**WHAT YOU SHOULD DO**
Switch every "view-name" in the items below to "view-title", leaving everything else unchanged.

**LISTING**

---------------

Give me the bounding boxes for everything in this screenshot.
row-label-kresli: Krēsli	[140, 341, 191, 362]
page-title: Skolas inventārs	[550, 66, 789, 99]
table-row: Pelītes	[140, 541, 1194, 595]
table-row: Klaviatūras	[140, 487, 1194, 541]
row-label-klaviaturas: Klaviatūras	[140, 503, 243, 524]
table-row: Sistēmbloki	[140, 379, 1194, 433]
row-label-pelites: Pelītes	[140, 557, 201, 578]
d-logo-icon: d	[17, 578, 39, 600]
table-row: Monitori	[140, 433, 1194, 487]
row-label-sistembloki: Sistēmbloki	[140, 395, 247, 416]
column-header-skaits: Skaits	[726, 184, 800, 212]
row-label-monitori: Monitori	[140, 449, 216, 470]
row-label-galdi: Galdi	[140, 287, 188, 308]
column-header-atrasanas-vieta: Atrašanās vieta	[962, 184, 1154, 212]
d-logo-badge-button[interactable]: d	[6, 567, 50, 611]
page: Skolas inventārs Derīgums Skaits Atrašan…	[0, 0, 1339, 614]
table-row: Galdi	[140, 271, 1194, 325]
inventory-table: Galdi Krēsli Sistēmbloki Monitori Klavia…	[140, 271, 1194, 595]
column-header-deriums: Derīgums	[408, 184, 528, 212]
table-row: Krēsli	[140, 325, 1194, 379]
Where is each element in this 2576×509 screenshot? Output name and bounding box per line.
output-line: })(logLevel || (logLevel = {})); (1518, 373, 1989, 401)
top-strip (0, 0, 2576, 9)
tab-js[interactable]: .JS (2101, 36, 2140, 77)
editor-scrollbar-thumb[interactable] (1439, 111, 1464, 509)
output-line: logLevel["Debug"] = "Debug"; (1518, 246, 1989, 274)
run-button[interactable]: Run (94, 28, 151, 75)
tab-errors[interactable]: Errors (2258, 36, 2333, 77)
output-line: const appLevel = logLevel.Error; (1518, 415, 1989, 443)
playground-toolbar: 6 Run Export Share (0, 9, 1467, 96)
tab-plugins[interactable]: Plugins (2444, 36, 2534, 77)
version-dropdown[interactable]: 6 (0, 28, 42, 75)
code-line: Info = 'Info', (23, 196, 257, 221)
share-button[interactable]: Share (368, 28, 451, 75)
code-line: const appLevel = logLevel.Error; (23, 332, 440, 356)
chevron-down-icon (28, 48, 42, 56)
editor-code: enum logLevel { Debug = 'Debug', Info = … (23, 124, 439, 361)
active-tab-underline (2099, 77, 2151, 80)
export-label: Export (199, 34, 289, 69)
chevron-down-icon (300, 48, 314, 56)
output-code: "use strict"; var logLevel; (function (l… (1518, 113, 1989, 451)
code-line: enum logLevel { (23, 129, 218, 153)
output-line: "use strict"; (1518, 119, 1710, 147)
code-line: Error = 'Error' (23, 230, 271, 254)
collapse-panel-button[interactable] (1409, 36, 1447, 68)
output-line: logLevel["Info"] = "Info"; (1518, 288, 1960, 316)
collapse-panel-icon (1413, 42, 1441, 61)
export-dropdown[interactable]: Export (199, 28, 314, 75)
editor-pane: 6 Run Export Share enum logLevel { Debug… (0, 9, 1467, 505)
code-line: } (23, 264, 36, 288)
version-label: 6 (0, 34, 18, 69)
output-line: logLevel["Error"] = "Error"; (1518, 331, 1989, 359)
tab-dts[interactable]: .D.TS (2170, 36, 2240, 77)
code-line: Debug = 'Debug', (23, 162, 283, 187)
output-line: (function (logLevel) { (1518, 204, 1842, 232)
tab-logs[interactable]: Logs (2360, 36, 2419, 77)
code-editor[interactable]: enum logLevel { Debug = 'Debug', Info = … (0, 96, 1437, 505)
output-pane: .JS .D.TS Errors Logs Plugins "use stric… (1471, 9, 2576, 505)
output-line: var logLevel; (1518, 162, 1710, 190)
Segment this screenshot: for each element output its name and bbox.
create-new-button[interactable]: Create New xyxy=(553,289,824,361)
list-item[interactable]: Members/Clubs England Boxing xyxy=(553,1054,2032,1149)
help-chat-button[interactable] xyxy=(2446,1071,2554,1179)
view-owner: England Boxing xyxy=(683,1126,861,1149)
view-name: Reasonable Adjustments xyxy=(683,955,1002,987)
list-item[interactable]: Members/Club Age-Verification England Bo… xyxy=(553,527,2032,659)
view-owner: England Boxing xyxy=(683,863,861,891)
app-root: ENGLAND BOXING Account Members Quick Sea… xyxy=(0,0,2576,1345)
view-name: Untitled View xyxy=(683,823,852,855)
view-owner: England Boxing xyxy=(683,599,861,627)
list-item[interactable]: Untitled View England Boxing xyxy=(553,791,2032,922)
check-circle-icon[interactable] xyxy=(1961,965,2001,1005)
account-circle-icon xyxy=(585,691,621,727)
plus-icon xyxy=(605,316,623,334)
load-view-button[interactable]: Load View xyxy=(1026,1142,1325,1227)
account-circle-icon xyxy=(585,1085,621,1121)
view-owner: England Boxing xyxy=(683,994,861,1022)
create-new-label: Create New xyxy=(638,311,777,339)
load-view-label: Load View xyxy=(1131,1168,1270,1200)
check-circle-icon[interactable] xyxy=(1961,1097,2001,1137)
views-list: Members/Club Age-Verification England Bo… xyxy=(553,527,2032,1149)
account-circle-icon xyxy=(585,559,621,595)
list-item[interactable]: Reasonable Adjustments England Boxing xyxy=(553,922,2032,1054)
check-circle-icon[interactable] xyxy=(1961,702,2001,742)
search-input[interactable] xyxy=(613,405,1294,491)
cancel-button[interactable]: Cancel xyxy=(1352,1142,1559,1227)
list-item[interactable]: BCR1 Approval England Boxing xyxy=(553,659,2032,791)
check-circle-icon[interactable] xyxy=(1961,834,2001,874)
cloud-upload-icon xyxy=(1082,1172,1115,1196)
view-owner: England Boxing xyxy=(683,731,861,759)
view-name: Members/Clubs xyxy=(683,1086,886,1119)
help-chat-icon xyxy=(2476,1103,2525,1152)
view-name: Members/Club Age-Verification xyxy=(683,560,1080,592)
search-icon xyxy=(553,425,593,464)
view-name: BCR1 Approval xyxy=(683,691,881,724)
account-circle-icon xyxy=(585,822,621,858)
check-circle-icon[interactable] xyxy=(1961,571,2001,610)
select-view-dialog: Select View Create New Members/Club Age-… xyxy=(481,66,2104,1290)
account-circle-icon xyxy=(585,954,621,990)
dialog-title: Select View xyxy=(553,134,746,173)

---------------

**SOLUTION**
Give me the bounding boxes for everything in this screenshot.
row-label-kresli: Krēsli	[140, 341, 191, 362]
page-title: Skolas inventārs	[550, 66, 789, 99]
table-row: Pelītes	[140, 541, 1194, 595]
table-row: Klaviatūras	[140, 487, 1194, 541]
row-label-klaviaturas: Klaviatūras	[140, 503, 243, 524]
table-row: Sistēmbloki	[140, 379, 1194, 433]
row-label-pelites: Pelītes	[140, 557, 201, 578]
d-logo-icon: d	[17, 578, 39, 600]
table-row: Monitori	[140, 433, 1194, 487]
row-label-sistembloki: Sistēmbloki	[140, 395, 247, 416]
column-header-skaits: Skaits	[726, 184, 800, 212]
row-label-monitori: Monitori	[140, 449, 216, 470]
row-label-galdi: Galdi	[140, 287, 188, 308]
column-header-atrasanas-vieta: Atrašanās vieta	[962, 184, 1154, 212]
d-logo-badge-button[interactable]: d	[6, 567, 50, 611]
page: Skolas inventārs Derīgums Skaits Atrašan…	[0, 0, 1339, 614]
table-row: Galdi	[140, 271, 1194, 325]
inventory-table: Galdi Krēsli Sistēmbloki Monitori Klavia…	[140, 271, 1194, 595]
column-header-deriums: Derīgums	[408, 184, 528, 212]
table-row: Krēsli	[140, 325, 1194, 379]
Where is each element in this 2576×509 screenshot? Output name and bounding box per line.
output-line: })(logLevel || (logLevel = {})); (1518, 373, 1989, 401)
top-strip (0, 0, 2576, 9)
tab-js[interactable]: .JS (2101, 36, 2140, 77)
editor-scrollbar-thumb[interactable] (1439, 111, 1464, 509)
output-line: logLevel["Debug"] = "Debug"; (1518, 246, 1989, 274)
run-button[interactable]: Run (94, 28, 151, 75)
tab-errors[interactable]: Errors (2258, 36, 2333, 77)
output-line: const appLevel = logLevel.Error; (1518, 415, 1989, 443)
playground-toolbar: 6 Run Export Share (0, 9, 1467, 96)
tab-plugins[interactable]: Plugins (2444, 36, 2534, 77)
version-dropdown[interactable]: 6 (0, 28, 42, 75)
code-line: Info = 'Info', (23, 196, 257, 221)
share-button[interactable]: Share (368, 28, 451, 75)
code-line: const appLevel = logLevel.Error; (23, 332, 440, 356)
chevron-down-icon (28, 48, 42, 56)
editor-code: enum logLevel { Debug = 'Debug', Info = … (23, 124, 439, 361)
active-tab-underline (2099, 77, 2151, 80)
export-label: Export (199, 34, 289, 69)
chevron-down-icon (300, 48, 314, 56)
output-code: "use strict"; var logLevel; (function (l… (1518, 113, 1989, 451)
code-line: enum logLevel { (23, 129, 218, 153)
output-line: "use strict"; (1518, 119, 1710, 147)
code-line: Error = 'Error' (23, 230, 271, 254)
collapse-panel-button[interactable] (1409, 36, 1447, 68)
output-line: logLevel["Info"] = "Info"; (1518, 288, 1960, 316)
collapse-panel-icon (1413, 42, 1441, 61)
export-dropdown[interactable]: Export (199, 28, 314, 75)
editor-pane: 6 Run Export Share enum logLevel { Debug… (0, 9, 1467, 505)
code-line: } (23, 264, 36, 288)
version-label: 6 (0, 34, 18, 69)
output-line: logLevel["Error"] = "Error"; (1518, 331, 1989, 359)
tab-dts[interactable]: .D.TS (2170, 36, 2240, 77)
code-line: Debug = 'Debug', (23, 162, 283, 187)
output-line: (function (logLevel) { (1518, 204, 1842, 232)
tab-logs[interactable]: Logs (2360, 36, 2419, 77)
code-editor[interactable]: enum logLevel { Debug = 'Debug', Info = … (0, 96, 1437, 505)
output-pane: .JS .D.TS Errors Logs Plugins "use stric… (1471, 9, 2576, 505)
output-line: var logLevel; (1518, 162, 1710, 190)
Segment this screenshot: for each element output its name and bbox.
create-new-button[interactable]: Create New xyxy=(553,289,824,361)
list-item[interactable]: Members/Clubs England Boxing xyxy=(553,1054,2032,1149)
help-chat-button[interactable] xyxy=(2446,1071,2554,1179)
view-owner: England Boxing xyxy=(683,1126,861,1149)
view-title: Reasonable Adjustments xyxy=(683,955,1002,987)
list-item[interactable]: Members/Club Age-Verification England Bo… xyxy=(553,527,2032,659)
view-owner: England Boxing xyxy=(683,863,861,891)
app-root: ENGLAND BOXING Account Members Quick Sea… xyxy=(0,0,2576,1345)
view-title: Untitled View xyxy=(683,823,852,855)
view-owner: England Boxing xyxy=(683,599,861,627)
list-item[interactable]: Untitled View England Boxing xyxy=(553,791,2032,922)
check-circle-icon[interactable] xyxy=(1961,965,2001,1005)
account-circle-icon xyxy=(585,691,621,727)
plus-icon xyxy=(605,316,623,334)
load-view-button[interactable]: Load View xyxy=(1026,1142,1325,1227)
account-circle-icon xyxy=(585,1085,621,1121)
view-owner: England Boxing xyxy=(683,994,861,1022)
create-new-label: Create New xyxy=(638,311,777,339)
load-view-label: Load View xyxy=(1131,1168,1270,1200)
check-circle-icon[interactable] xyxy=(1961,1097,2001,1137)
views-list: Members/Club Age-Verification England Bo… xyxy=(553,527,2032,1149)
account-circle-icon xyxy=(585,559,621,595)
list-item[interactable]: Reasonable Adjustments England Boxing xyxy=(553,922,2032,1054)
check-circle-icon[interactable] xyxy=(1961,702,2001,742)
search-input[interactable] xyxy=(613,405,1294,491)
cancel-button[interactable]: Cancel xyxy=(1352,1142,1559,1227)
list-item[interactable]: BCR1 Approval England Boxing xyxy=(553,659,2032,791)
check-circle-icon[interactable] xyxy=(1961,834,2001,874)
cloud-upload-icon xyxy=(1082,1172,1115,1196)
view-owner: England Boxing xyxy=(683,731,861,759)
view-title: Members/Clubs xyxy=(683,1086,886,1119)
help-chat-icon xyxy=(2476,1103,2525,1152)
view-title: Members/Club Age-Verification xyxy=(683,560,1080,592)
search-icon xyxy=(553,425,593,464)
view-title: BCR1 Approval xyxy=(683,691,881,724)
account-circle-icon xyxy=(585,822,621,858)
check-circle-icon[interactable] xyxy=(1961,571,2001,610)
select-view-dialog: Select View Create New Members/Club Age-… xyxy=(481,66,2104,1290)
account-circle-icon xyxy=(585,954,621,990)
dialog-title: Select View xyxy=(553,134,746,173)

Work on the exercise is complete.